Start of Data
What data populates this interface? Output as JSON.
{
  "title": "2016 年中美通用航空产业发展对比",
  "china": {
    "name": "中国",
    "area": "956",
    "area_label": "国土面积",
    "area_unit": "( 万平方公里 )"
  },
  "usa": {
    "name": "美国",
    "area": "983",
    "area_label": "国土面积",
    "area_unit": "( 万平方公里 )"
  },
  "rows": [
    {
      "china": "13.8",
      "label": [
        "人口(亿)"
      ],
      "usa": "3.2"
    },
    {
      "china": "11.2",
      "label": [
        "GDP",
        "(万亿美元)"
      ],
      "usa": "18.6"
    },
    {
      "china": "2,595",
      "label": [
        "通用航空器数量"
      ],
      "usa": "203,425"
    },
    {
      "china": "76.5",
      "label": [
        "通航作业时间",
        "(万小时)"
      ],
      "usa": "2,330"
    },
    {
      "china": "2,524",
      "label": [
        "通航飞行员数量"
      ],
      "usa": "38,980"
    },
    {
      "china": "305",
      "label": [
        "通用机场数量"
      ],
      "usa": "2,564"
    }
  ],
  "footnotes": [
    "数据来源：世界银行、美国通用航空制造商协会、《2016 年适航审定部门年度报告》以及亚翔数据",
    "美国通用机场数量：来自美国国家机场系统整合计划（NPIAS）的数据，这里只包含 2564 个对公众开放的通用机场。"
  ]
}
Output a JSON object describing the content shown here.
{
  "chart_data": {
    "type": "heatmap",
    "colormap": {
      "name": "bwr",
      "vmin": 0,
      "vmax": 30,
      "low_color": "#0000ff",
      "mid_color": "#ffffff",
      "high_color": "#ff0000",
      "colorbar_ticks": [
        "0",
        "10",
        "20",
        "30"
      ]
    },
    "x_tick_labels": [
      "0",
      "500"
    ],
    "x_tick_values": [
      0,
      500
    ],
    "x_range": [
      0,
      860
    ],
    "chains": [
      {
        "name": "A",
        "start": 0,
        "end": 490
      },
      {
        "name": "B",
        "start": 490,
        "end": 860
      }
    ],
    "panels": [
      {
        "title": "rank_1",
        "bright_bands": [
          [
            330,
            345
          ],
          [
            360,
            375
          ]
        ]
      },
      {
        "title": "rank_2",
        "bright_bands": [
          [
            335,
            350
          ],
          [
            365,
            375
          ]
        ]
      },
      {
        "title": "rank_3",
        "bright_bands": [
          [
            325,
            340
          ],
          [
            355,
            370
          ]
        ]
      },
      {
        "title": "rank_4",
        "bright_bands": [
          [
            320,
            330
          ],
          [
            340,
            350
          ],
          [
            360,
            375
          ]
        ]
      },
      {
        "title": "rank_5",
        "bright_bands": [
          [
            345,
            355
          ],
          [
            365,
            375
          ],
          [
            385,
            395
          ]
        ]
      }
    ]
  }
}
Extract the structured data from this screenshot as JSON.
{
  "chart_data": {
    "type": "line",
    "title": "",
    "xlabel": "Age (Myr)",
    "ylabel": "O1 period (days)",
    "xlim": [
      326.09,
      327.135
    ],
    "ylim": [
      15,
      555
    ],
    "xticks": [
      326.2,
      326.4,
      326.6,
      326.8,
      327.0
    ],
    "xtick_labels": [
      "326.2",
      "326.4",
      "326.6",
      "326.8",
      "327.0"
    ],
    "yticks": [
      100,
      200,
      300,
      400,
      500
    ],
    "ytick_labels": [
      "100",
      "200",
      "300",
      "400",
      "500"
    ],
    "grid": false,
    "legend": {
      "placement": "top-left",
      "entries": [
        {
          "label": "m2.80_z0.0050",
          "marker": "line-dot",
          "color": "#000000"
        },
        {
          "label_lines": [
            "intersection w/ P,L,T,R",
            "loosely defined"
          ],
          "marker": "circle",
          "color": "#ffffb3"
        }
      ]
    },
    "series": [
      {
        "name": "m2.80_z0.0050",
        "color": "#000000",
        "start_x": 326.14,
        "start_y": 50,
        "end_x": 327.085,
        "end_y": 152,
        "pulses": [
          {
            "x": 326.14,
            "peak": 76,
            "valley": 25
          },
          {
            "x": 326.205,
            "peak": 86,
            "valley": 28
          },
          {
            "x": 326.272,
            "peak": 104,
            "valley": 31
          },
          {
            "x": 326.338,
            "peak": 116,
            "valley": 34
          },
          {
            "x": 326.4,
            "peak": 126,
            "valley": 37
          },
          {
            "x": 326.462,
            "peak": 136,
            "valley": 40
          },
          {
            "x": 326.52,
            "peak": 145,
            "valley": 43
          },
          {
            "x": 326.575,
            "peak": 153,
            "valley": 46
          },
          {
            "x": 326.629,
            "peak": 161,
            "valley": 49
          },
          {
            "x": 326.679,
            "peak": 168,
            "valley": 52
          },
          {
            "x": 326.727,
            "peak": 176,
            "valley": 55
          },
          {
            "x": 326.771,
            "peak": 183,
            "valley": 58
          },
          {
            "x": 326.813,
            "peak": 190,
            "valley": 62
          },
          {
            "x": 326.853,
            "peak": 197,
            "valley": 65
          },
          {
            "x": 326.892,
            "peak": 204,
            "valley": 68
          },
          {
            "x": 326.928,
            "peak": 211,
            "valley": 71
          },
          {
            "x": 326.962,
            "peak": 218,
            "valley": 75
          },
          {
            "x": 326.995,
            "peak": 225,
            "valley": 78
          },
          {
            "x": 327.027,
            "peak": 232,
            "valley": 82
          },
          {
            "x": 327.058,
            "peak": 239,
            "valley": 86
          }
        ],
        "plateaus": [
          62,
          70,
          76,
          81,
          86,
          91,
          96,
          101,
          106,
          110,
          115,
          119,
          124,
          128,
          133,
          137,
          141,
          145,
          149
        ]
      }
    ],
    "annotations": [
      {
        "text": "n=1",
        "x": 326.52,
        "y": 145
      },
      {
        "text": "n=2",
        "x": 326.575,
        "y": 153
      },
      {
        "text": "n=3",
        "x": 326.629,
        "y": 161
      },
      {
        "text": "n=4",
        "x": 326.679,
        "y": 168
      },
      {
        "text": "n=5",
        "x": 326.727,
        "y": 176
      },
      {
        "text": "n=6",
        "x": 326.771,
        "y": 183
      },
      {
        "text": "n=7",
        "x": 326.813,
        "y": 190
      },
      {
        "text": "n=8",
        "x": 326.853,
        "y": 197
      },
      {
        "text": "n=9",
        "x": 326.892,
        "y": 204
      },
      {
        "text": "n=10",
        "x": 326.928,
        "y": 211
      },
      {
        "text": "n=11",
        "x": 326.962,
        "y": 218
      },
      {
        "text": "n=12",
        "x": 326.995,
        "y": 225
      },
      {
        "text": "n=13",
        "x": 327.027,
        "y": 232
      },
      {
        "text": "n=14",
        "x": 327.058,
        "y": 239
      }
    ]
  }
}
End of Data
◆ Prompt: Report only how many lines of the listing hold the word "name".

◆ Reply to the exercise: 6